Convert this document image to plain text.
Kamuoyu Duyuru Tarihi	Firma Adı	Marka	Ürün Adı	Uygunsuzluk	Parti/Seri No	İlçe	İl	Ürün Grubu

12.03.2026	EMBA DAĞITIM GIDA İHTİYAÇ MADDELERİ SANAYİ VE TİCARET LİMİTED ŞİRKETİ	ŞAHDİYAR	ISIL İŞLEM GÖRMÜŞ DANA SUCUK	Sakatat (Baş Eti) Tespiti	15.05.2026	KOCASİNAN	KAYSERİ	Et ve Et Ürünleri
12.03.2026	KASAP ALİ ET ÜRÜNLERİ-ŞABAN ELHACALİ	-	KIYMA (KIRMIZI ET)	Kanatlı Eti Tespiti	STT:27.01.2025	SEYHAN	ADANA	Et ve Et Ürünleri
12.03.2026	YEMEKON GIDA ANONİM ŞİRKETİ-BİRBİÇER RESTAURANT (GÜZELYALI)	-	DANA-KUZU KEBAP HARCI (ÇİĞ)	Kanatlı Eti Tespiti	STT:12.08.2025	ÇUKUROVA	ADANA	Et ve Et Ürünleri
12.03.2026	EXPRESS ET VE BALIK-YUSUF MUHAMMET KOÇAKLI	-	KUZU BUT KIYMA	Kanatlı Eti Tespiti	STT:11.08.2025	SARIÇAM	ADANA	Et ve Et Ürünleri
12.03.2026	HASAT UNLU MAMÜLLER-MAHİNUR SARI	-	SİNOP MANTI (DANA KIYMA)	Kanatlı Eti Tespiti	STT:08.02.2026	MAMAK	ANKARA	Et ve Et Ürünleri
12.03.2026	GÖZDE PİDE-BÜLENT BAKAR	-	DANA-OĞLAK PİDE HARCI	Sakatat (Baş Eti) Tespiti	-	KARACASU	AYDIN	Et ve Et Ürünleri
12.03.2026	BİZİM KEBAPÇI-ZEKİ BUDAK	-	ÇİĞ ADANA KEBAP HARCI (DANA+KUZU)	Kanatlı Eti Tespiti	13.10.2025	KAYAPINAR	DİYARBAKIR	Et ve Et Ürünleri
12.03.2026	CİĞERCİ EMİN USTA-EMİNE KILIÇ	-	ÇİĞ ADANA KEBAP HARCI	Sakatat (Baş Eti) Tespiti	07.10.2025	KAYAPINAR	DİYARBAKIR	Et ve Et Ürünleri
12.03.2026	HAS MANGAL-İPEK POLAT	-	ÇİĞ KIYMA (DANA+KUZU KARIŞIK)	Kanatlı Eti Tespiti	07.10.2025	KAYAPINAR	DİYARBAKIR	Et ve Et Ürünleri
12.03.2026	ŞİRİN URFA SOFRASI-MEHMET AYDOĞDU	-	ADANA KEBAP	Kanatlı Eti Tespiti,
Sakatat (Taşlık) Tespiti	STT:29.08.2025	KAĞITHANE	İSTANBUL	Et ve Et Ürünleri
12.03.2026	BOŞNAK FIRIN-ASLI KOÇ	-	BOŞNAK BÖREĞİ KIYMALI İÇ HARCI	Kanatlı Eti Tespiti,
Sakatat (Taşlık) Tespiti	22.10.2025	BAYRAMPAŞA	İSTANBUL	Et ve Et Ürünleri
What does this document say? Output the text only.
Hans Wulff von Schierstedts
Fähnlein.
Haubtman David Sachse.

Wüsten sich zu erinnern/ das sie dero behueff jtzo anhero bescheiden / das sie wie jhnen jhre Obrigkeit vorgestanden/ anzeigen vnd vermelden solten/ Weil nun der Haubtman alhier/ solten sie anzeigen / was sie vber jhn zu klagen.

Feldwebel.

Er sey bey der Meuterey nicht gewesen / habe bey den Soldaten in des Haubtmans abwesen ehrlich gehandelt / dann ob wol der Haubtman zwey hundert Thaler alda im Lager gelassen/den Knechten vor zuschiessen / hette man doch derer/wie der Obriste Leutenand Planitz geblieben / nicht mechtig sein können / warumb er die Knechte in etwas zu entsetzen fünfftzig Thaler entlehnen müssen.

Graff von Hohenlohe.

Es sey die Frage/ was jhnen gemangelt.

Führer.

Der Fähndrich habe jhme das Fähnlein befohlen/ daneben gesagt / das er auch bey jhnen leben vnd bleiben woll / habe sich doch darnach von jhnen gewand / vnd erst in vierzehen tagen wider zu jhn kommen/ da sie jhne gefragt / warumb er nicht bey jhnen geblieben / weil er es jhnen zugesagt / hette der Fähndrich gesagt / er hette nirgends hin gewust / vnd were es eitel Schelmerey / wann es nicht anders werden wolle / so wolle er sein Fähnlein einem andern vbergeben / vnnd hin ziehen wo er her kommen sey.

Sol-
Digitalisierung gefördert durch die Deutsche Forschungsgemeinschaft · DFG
_ _ _ _
From the entries, report each line that includes the word "KAYAPINAR".

§ Task solution:
12.03.2026	BİZİM KEBAPÇI-ZEKİ BUDAK	-	ÇİĞ ADANA KEBAP HARCI (DANA+KUZU)	Kanatlı Eti Tespiti	13.10.2025	KAYAPINAR	DİYARBAKIR	Et ve Et Ürünleri
12.03.2026	CİĞERCİ EMİN USTA-EMİNE KILIÇ	-	ÇİĞ ADANA KEBAP HARCI	Sakatat (Baş Eti) Tespiti	07.10.2025	KAYAPINAR	DİYARBAKIR	Et ve Et Ürünleri
12.03.2026	HAS MANGAL-İPEK POLAT	-	ÇİĞ KIYMA (DANA+KUZU KARIŞIK)	Kanatlı Eti Tespiti	07.10.2025	KAYAPINAR	DİYARBAKIR	Et ve Et Ürünleri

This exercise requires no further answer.